GOAL: Reproduce all records verbatim.

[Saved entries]
============

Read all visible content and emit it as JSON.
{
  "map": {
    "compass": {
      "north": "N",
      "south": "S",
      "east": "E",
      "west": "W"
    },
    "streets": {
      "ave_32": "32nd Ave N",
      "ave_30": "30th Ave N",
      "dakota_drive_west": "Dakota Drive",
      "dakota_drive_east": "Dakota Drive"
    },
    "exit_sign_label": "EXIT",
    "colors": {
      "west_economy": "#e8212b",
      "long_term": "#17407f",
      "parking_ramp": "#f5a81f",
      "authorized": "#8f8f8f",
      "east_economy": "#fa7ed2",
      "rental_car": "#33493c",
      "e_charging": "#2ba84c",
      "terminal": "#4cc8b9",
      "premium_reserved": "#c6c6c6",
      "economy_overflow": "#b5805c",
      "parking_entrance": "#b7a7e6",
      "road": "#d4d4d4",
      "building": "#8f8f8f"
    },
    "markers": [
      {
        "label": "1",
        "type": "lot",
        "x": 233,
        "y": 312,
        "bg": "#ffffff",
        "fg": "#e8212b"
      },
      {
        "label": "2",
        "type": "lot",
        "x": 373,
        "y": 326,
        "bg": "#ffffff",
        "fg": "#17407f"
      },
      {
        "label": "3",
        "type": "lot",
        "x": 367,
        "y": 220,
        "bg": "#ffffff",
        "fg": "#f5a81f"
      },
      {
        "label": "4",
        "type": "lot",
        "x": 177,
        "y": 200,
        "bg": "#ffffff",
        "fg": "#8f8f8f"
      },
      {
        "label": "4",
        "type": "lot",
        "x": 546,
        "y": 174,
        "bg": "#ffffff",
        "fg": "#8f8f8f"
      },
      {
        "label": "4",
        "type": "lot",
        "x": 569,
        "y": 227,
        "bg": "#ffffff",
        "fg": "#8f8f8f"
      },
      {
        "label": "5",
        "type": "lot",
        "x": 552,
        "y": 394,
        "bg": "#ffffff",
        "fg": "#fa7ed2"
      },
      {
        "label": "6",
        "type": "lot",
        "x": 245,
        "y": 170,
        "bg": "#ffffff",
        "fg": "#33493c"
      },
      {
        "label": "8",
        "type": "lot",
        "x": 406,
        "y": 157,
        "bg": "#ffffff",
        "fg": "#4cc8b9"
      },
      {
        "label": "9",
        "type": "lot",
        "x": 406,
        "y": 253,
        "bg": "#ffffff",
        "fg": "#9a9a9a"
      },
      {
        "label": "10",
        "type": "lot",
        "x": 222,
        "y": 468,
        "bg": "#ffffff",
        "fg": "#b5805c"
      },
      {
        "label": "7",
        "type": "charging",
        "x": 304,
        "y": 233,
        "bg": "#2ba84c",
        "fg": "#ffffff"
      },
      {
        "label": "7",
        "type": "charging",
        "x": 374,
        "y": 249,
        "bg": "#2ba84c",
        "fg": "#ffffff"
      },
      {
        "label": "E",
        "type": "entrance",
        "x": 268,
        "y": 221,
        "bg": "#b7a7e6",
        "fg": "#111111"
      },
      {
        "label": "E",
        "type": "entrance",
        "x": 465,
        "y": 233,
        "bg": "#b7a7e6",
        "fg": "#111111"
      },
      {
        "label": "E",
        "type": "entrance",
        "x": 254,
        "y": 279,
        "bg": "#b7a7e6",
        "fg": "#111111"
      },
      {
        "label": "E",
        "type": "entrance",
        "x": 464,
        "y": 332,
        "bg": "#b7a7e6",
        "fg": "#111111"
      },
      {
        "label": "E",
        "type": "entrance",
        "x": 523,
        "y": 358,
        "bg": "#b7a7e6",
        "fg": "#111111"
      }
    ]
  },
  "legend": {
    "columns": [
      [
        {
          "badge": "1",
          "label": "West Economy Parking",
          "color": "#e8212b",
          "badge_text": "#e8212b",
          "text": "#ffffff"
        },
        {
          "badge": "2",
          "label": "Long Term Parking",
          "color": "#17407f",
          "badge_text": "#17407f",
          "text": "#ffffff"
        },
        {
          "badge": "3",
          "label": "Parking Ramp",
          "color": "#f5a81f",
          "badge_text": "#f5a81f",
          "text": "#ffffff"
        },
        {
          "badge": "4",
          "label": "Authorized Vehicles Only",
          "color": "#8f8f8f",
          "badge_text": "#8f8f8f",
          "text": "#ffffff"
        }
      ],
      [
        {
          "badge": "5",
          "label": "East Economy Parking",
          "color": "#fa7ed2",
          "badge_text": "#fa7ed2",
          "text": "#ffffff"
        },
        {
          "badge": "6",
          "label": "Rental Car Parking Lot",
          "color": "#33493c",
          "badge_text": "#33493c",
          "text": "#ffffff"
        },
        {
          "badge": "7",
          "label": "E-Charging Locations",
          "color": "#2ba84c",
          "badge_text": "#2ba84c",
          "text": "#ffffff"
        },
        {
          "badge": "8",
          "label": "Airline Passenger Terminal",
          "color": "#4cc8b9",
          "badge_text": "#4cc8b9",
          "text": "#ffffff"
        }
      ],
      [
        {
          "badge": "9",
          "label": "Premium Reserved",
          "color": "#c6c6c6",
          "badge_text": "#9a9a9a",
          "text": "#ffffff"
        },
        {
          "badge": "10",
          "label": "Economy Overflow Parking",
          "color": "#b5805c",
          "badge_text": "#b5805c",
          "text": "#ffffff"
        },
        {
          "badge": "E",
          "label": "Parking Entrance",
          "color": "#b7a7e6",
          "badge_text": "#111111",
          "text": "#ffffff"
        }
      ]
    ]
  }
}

============

RIGHT ANSWER:
Read all visible content and emit it as JSON.
{
  "map": {
    "compass": {
      "north": "N",
      "south": "S",
      "east": "E",
      "west": "W"
    },
    "streets": {
      "ave_32": "32nd Ave N",
      "ave_30": "30th Ave N",
      "dakota_drive_west": "Dakota Drive",
      "dakota_drive_east": "Dakota Drive"
    },
    "exit_sign_label": "EXIT",
    "colors": {
      "west_economy": "#e8212b",
      "long_term": "#17407f",
      "parking_ramp": "#f5a81f",
      "authorized": "#8f8f8f",
      "east_economy": "#fa7ed2",
      "rental_car": "#33493c",
      "e_charging": "#2ba84c",
      "terminal": "#4cc8b9",
      "premium_reserved": "#c6c6c6",
      "economy_overflow": "#b5805c",
      "parking_entrance": "#b7a7e6",
      "road": "#d4d4d4",
      "building": "#8f8f8f"
    },
    "markers": [
      {
        "label": "1",
        "type": "lot",
        "x": 233,
        "y": 312,
        "bg": "#ffffff",
        "fg": "#e8212b"
      },
      {
        "label": "2",
        "type": "lot",
        "x": 373,
        "y": 326,
        "bg": "#ffffff",
        "fg": "#17407f"
      },
      {
        "label": "3",
        "type": "lot",
        "x": 367,
        "y": 220,
        "bg": "#ffffff",
        "fg": "#f5a81f"
      },
      {
        "label": "4",
        "type": "lot",
        "x": 177,
        "y": 200,
        "bg": "#ffffff",
        "fg": "#8f8f8f"
      },
      {
        "label": "4",
        "type": "lot",
        "x": 546,
        "y": 174,
        "bg": "#ffffff",
        "fg": "#8f8f8f"
      },
      {
        "label": "4",
        "type": "lot",
        "x": 569,
        "y": 227,
        "bg": "#ffffff",
        "fg": "#8f8f8f"
      },
      {
        "label": "5",
        "type": "lot",
        "x": 552,
        "y": 394,
        "bg": "#ffffff",
        "fg": "#fa7ed2"
      },
      {
        "label": "6",
        "type": "lot",
        "x": 245,
        "y": 170,
        "bg": "#ffffff",
        "fg": "#33493c"
      },
      {
        "label": "8",
        "type": "lot",
        "x": 406,
        "y": 157,
        "bg": "#ffffff",
        "fg": "#4cc8b9"
      },
      {
        "label": "9",
        "type": "lot",
        "x": 406,
        "y": 253,
        "bg": "#ffffff",
        "fg": "#9a9a9a"
      },
      {
        "label": "10",
        "type": "lot",
        "x": 222,
        "y": 468,
        "bg": "#ffffff",
        "fg": "#b5805c"
      },
      {
        "label": "7",
        "type": "charging",
        "x": 304,
        "y": 233,
        "bg": "#2ba84c",
        "fg": "#ffffff"
      },
      {
        "label": "7",
        "type": "charging",
        "x": 374,
        "y": 249,
        "bg": "#2ba84c",
        "fg": "#ffffff"
      },
      {
        "label": "E",
        "type": "entrance",
        "x": 268,
        "y": 221,
        "bg": "#b7a7e6",
        "fg": "#111111"
      },
      {
        "label": "E",
        "type": "entrance",
        "x": 465,
        "y": 233,
        "bg": "#b7a7e6",
        "fg": "#111111"
      },
      {
        "label": "E",
        "type": "entrance",
        "x": 254,
        "y": 279,
        "bg": "#b7a7e6",
        "fg": "#111111"
      },
      {
        "label": "E",
        "type": "entrance",
        "x": 464,
        "y": 332,
        "bg": "#b7a7e6",
        "fg": "#111111"
      },
      {
        "label": "E",
        "type": "entrance",
        "x": 523,
        "y": 358,
        "bg": "#b7a7e6",
        "fg": "#111111"
      }
    ]
  },
  "legend": {
    "columns": [
      [
        {
          "badge": "1",
          "label": "West Economy Parking",
          "color": "#e8212b",
          "badge_text": "#e8212b",
          "text": "#ffffff"
        },
        {
          "badge": "2",
          "label": "Long Term Parking",
          "color": "#17407f",
          "badge_text": "#17407f",
          "text": "#ffffff"
        },
        {
          "badge": "3",
          "label": "Parking Ramp",
          "color": "#f5a81f",
          "badge_text": "#f5a81f",
          "text": "#ffffff"
        },
        {
          "badge": "4",
          "label": "Authorized Vehicles Only",
          "color": "#8f8f8f",
          "badge_text": "#8f8f8f",
          "text": "#ffffff"
        }
      ],
      [
        {
          "badge": "5",
          "label": "East Economy Parking",
          "color": "#fa7ed2",
          "badge_text": "#fa7ed2",
          "text": "#ffffff"
        },
        {
          "badge": "6",
          "label": "Rental Car Parking Lot",
          "color": "#33493c",
          "badge_text": "#33493c",
          "text": "#ffffff"
        },
        {
          "badge": "7",
          "label": "E-Charging Locations",
          "color": "#2ba84c",
          "badge_text": "#2ba84c",
          "text": "#ffffff"
        },
        {
          "badge": "8",
          "label": "Airline Passenger Terminal",
          "color": "#4cc8b9",
          "badge_text": "#4cc8b9",
          "text": "#ffffff"
        }
      ],
      [
        {
          "badge": "9",
          "label": "Premium Reserved",
          "color": "#c6c6c6",
          "badge_text": "#9a9a9a",
          "text": "#ffffff"
        },
        {
          "badge": "10",
          "label": "Economy Overflow Parking",
          "color": "#b5805c",
          "badge_text": "#b5805c",
          "text": "#ffffff"
        },
        {
          "badge": "E",
          "label": "Parking Entrance",
          "color": "#b7a7e6",
          "badge_text": "#111111",
          "text": "#ffffff"
        }
      ]
    ]
  }
}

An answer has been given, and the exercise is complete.